**Extracted material**
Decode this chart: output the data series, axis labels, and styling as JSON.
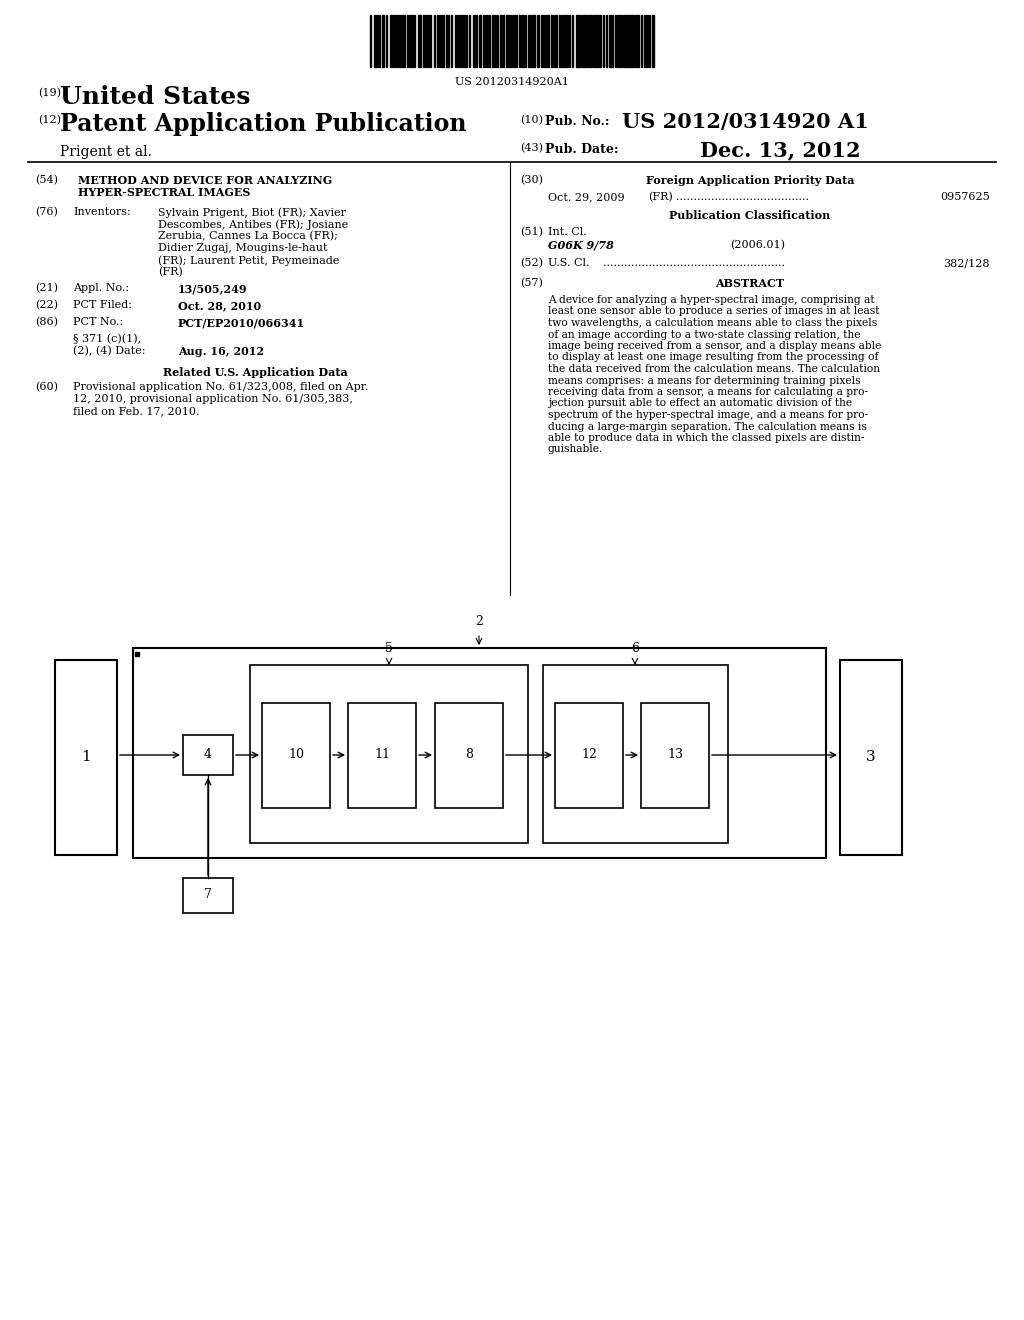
{
  "bg_color": "#ffffff",
  "barcode_text": "US 20120314920A1",
  "header_line1_num": "(19)",
  "header_line1_text": "United States",
  "header_line2_num": "(12)",
  "header_line2_text": "Patent Application Publication",
  "header_right1_num": "(10)",
  "header_right1_label": "Pub. No.:",
  "header_right1_val": "US 2012/0314920 A1",
  "header_right2_num": "(43)",
  "header_right2_label": "Pub. Date:",
  "header_right2_val": "Dec. 13, 2012",
  "header_author": "Prigent et al.",
  "title_num": "(54)",
  "title_line1": "METHOD AND DEVICE FOR ANALYZING",
  "title_line2": "HYPER-SPECTRAL IMAGES",
  "inventors_num": "(76)",
  "inventors_label": "Inventors:",
  "inventors_line1": "Sylvain Prigent, Biot (FR); Xavier",
  "inventors_line2": "Descombes, Antibes (FR); Josiane",
  "inventors_line3": "Zerubia, Cannes La Bocca (FR);",
  "inventors_line4": "Didier Zugaj, Mougins-le-haut",
  "inventors_line5": "(FR); Laurent Petit, Peymeinade",
  "inventors_line6": "(FR)",
  "appl_num_label": "(21)",
  "appl_num_field": "Appl. No.:",
  "appl_num_val": "13/505,249",
  "pct_filed_label": "(22)",
  "pct_filed_field": "PCT Filed:",
  "pct_filed_val": "Oct. 28, 2010",
  "pct_no_label": "(86)",
  "pct_no_field": "PCT No.:",
  "pct_no_val": "PCT/EP2010/066341",
  "sect371_field1": "§ 371 (c)(1),",
  "sect371_field2": "(2), (4) Date:",
  "sect371_val": "Aug. 16, 2012",
  "related_header": "Related U.S. Application Data",
  "prov_num": "(60)",
  "prov_line1": "Provisional application No. 61/323,008, filed on Apr.",
  "prov_line2": "12, 2010, provisional application No. 61/305,383,",
  "prov_line3": "filed on Feb. 17, 2010.",
  "right_col_label30": "(30)",
  "right_col_header30": "Foreign Application Priority Data",
  "foreign_line": "Oct. 29, 2009    (FR) ......................................  0957625",
  "pub_class_header": "Publication Classification",
  "int_cl_label": "(51)",
  "int_cl_field": "Int. Cl.",
  "int_cl_val": "G06K 9/78",
  "int_cl_year": "(2006.01)",
  "us_cl_label": "(52)",
  "us_cl_field": "U.S. Cl.",
  "us_cl_dots": "....................................................",
  "us_cl_val": "382/128",
  "abstract_label": "(57)",
  "abstract_header": "ABSTRACT",
  "abstract_lines": [
    "A device for analyzing a hyper-spectral image, comprising at",
    "least one sensor able to produce a series of images in at least",
    "two wavelengths, a calculation means able to class the pixels",
    "of an image according to a two-state classing relation, the",
    "image being received from a sensor, and a display means able",
    "to display at least one image resulting from the processing of",
    "the data received from the calculation means. The calculation",
    "means comprises: a means for determining training pixels",
    "receiving data from a sensor, a means for calculating a pro-",
    "jection pursuit able to effect an automatic division of the",
    "spectrum of the hyper-spectral image, and a means for pro-",
    "ducing a large-margin separation. The calculation means is",
    "able to produce data in which the classed pixels are distin-",
    "guishable."
  ]
}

**Your goal**
Gather, from the listing above, every line carrying the word "series".

**Final result**
Decode this chart: output the data series, axis labels, and styling as JSON.
    "least one sensor able to produce a series of images in at least",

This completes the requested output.